- PROBLEM STATEMENT
Your task is to transcribe the data in full.
Start THE DATA
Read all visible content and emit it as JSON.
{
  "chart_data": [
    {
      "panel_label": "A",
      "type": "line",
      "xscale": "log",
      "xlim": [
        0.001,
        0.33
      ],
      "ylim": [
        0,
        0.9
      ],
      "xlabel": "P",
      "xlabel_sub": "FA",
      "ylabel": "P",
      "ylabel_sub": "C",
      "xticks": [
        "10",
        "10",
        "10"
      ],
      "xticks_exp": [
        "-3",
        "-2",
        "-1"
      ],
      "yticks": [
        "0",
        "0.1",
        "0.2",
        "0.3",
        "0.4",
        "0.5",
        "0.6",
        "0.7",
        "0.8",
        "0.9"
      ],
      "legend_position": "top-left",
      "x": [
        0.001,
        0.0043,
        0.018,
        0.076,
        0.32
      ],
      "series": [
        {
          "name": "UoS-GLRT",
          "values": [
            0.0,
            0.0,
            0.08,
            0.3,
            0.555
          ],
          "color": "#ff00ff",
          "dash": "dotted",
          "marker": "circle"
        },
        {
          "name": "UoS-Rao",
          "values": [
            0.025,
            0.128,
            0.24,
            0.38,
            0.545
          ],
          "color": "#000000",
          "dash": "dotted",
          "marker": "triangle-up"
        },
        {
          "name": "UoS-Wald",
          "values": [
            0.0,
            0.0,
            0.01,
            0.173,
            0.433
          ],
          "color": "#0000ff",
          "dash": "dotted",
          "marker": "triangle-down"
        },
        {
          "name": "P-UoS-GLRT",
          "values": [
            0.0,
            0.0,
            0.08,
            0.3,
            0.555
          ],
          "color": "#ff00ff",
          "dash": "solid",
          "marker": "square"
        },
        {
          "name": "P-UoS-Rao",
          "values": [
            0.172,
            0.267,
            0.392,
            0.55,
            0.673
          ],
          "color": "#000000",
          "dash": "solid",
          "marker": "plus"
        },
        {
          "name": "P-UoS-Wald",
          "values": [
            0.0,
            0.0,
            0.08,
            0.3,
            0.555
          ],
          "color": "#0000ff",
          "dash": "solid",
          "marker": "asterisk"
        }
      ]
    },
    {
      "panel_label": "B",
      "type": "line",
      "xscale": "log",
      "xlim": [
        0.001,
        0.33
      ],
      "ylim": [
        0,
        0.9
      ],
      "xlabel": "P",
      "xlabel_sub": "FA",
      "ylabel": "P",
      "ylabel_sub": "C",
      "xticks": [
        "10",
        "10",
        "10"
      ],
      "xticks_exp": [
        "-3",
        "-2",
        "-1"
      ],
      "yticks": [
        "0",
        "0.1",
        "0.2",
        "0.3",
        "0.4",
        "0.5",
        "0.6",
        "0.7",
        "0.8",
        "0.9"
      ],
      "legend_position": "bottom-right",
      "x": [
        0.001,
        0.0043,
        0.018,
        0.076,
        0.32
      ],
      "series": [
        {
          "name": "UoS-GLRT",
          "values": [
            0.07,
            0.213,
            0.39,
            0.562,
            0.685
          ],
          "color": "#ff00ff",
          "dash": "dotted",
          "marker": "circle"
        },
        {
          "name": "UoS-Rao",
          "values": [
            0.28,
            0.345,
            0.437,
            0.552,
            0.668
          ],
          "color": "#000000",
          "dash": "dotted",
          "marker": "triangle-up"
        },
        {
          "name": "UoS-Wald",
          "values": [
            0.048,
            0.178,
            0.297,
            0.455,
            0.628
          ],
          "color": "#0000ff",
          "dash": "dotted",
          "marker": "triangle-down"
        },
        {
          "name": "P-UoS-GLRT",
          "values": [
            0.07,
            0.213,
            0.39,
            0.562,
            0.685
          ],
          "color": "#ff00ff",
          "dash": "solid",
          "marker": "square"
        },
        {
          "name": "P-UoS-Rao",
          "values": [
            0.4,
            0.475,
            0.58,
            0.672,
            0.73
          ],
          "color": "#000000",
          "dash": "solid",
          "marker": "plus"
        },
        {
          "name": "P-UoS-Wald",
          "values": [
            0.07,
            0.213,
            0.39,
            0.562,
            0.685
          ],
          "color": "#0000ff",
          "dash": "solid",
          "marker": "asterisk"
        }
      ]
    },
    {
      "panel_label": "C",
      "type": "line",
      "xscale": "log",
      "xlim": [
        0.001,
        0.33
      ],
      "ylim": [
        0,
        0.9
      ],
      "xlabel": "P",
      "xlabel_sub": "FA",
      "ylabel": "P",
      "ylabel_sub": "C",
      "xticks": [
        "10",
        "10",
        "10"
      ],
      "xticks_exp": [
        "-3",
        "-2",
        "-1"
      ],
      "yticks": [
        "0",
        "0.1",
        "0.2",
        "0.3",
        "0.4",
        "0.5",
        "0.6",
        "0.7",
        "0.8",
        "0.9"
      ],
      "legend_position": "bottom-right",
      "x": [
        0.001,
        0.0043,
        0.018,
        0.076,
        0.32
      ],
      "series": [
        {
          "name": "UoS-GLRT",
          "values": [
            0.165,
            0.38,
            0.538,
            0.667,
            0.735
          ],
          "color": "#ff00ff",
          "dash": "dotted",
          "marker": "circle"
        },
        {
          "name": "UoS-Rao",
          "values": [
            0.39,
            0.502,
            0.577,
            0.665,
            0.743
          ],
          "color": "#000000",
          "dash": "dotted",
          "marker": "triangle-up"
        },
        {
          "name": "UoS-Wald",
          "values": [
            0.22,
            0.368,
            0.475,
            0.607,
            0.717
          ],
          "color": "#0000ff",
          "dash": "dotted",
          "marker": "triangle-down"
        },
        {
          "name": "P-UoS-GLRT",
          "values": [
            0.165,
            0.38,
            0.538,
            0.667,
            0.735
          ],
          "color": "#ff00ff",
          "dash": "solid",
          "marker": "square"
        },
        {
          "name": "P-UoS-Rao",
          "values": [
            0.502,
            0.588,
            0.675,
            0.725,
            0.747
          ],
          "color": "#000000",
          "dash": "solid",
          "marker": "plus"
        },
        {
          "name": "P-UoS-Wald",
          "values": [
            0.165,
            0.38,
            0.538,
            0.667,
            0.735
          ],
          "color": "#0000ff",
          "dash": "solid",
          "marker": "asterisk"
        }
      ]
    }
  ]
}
End THE DATA
- TASK RESPONSE
Read all visible content and emit it as JSON.
{
  "chart_data": [
    {
      "panel_label": "A",
      "type": "line",
      "xscale": "log",
      "xlim": [
        0.001,
        0.33
      ],
      "ylim": [
        0,
        0.9
      ],
      "xlabel": "P",
      "xlabel_sub": "FA",
      "ylabel": "P",
      "ylabel_sub": "C",
      "xticks": [
        "10",
        "10",
        "10"
      ],
      "xticks_exp": [
        "-3",
        "-2",
        "-1"
      ],
      "yticks": [
        "0",
        "0.1",
        "0.2",
        "0.3",
        "0.4",
        "0.5",
        "0.6",
        "0.7",
        "0.8",
        "0.9"
      ],
      "legend_position": "top-left",
      "x": [
        0.001,
        0.0043,
        0.018,
        0.076,
        0.32
      ],
      "series": [
        {
          "name": "UoS-GLRT",
          "values": [
            0.0,
            0.0,
            0.08,
            0.3,
            0.555
          ],
          "color": "#ff00ff",
          "dash": "dotted",
          "marker": "circle"
        },
        {
          "name": "UoS-Rao",
          "values": [
            0.025,
            0.128,
            0.24,
            0.38,
            0.545
          ],
          "color": "#000000",
          "dash": "dotted",
          "marker": "triangle-up"
        },
        {
          "name": "UoS-Wald",
          "values": [
            0.0,
            0.0,
            0.01,
            0.173,
            0.433
          ],
          "color": "#0000ff",
          "dash": "dotted",
          "marker": "triangle-down"
        },
        {
          "name": "P-UoS-GLRT",
          "values": [
            0.0,
            0.0,
            0.08,
            0.3,
            0.555
          ],
          "color": "#ff00ff",
          "dash": "solid",
          "marker": "square"
        },
        {
          "name": "P-UoS-Rao",
          "values": [
            0.172,
            0.267,
            0.392,
            0.55,
            0.673
          ],
          "color": "#000000",
          "dash": "solid",
          "marker": "plus"
        },
        {
          "name": "P-UoS-Wald",
          "values": [
            0.0,
            0.0,
            0.08,
            0.3,
            0.555
          ],
          "color": "#0000ff",
          "dash": "solid",
          "marker": "asterisk"
        }
      ]
    },
    {
      "panel_label": "B",
      "type": "line",
      "xscale": "log",
      "xlim": [
        0.001,
        0.33
      ],
      "ylim": [
        0,
        0.9
      ],
      "xlabel": "P",
      "xlabel_sub": "FA",
      "ylabel": "P",
      "ylabel_sub": "C",
      "xticks": [
        "10",
        "10",
        "10"
      ],
      "xticks_exp": [
        "-3",
        "-2",
        "-1"
      ],
      "yticks": [
        "0",
        "0.1",
        "0.2",
        "0.3",
        "0.4",
        "0.5",
        "0.6",
        "0.7",
        "0.8",
        "0.9"
      ],
      "legend_position": "bottom-right",
      "x": [
        0.001,
        0.0043,
        0.018,
        0.076,
        0.32
      ],
      "series": [
        {
          "name": "UoS-GLRT",
          "values": [
            0.07,
            0.213,
            0.39,
            0.562,
            0.685
          ],
          "color": "#ff00ff",
          "dash": "dotted",
          "marker": "circle"
        },
        {
          "name": "UoS-Rao",
          "values": [
            0.28,
            0.345,
            0.437,
            0.552,
            0.668
          ],
          "color": "#000000",
          "dash": "dotted",
          "marker": "triangle-up"
        },
        {
          "name": "UoS-Wald",
          "values": [
            0.048,
            0.178,
            0.297,
            0.455,
            0.628
          ],
          "color": "#0000ff",
          "dash": "dotted",
          "marker": "triangle-down"
        },
        {
          "name": "P-UoS-GLRT",
          "values": [
            0.07,
            0.213,
            0.39,
            0.562,
            0.685
          ],
          "color": "#ff00ff",
          "dash": "solid",
          "marker": "square"
        },
        {
          "name": "P-UoS-Rao",
          "values": [
            0.4,
            0.475,
            0.58,
            0.672,
            0.73
          ],
          "color": "#000000",
          "dash": "solid",
          "marker": "plus"
        },
        {
          "name": "P-UoS-Wald",
          "values": [
            0.07,
            0.213,
            0.39,
            0.562,
            0.685
          ],
          "color": "#0000ff",
          "dash": "solid",
          "marker": "asterisk"
        }
      ]
    },
    {
      "panel_label": "C",
      "type": "line",
      "xscale": "log",
      "xlim": [
        0.001,
        0.33
      ],
      "ylim": [
        0,
        0.9
      ],
      "xlabel": "P",
      "xlabel_sub": "FA",
      "ylabel": "P",
      "ylabel_sub": "C",
      "xticks": [
        "10",
        "10",
        "10"
      ],
      "xticks_exp": [
        "-3",
        "-2",
        "-1"
      ],
      "yticks": [
        "0",
        "0.1",
        "0.2",
        "0.3",
        "0.4",
        "0.5",
        "0.6",
        "0.7",
        "0.8",
        "0.9"
      ],
      "legend_position": "bottom-right",
      "x": [
        0.001,
        0.0043,
        0.018,
        0.076,
        0.32
      ],
      "series": [
        {
          "name": "UoS-GLRT",
          "values": [
            0.165,
            0.38,
            0.538,
            0.667,
            0.735
          ],
          "color": "#ff00ff",
          "dash": "dotted",
          "marker": "circle"
        },
        {
          "name": "UoS-Rao",
          "values": [
            0.39,
            0.502,
            0.577,
            0.665,
            0.743
          ],
          "color": "#000000",
          "dash": "dotted",
          "marker": "triangle-up"
        },
        {
          "name": "UoS-Wald",
          "values": [
            0.22,
            0.368,
            0.475,
            0.607,
            0.717
          ],
          "color": "#0000ff",
          "dash": "dotted",
          "marker": "triangle-down"
        },
        {
          "name": "P-UoS-GLRT",
          "values": [
            0.165,
            0.38,
            0.538,
            0.667,
            0.735
          ],
          "color": "#ff00ff",
          "dash": "solid",
          "marker": "square"
        },
        {
          "name": "P-UoS-Rao",
          "values": [
            0.502,
            0.588,
            0.675,
            0.725,
            0.747
          ],
          "color": "#000000",
          "dash": "solid",
          "marker": "plus"
        },
        {
          "name": "P-UoS-Wald",
          "values": [
            0.165,
            0.38,
            0.538,
            0.667,
            0.735
          ],
          "color": "#0000ff",
          "dash": "solid",
          "marker": "asterisk"
        }
      ]
    }
  ]
}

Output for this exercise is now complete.